* [Objective]: Take the listing and print it in full, exactly as given.
::: Record set :::
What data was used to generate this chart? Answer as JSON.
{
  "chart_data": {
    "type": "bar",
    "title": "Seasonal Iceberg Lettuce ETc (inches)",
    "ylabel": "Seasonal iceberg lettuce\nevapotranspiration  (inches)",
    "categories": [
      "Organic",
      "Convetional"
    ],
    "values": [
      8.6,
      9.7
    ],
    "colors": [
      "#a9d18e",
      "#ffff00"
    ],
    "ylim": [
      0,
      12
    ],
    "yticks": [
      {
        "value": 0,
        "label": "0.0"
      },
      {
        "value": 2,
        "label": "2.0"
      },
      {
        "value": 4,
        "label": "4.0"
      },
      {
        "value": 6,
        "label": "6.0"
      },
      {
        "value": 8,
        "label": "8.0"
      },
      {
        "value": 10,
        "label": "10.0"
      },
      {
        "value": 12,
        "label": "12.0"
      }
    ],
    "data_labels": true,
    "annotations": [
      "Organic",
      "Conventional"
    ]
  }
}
:::
* [Response]:
What data was used to generate this chart? Answer as JSON.
{
  "chart_data": {
    "type": "bar",
    "title": "Seasonal Iceberg Lettuce ETc (inches)",
    "ylabel": "Seasonal iceberg lettuce\nevapotranspiration  (inches)",
    "categories": [
      "Organic",
      "Convetional"
    ],
    "values": [
      8.6,
      9.7
    ],
    "colors": [
      "#a9d18e",
      "#ffff00"
    ],
    "ylim": [
      0,
      12
    ],
    "yticks": [
      {
        "value": 0,
        "label": "0.0"
      },
      {
        "value": 2,
        "label": "2.0"
      },
      {
        "value": 4,
        "label": "4.0"
      },
      {
        "value": 6,
        "label": "6.0"
      },
      {
        "value": 8,
        "label": "8.0"
      },
      {
        "value": 10,
        "label": "10.0"
      },
      {
        "value": 12,
        "label": "12.0"
      }
    ],
    "data_labels": true,
    "annotations": [
      "Organic",
      "Conventional"
    ]
  }
}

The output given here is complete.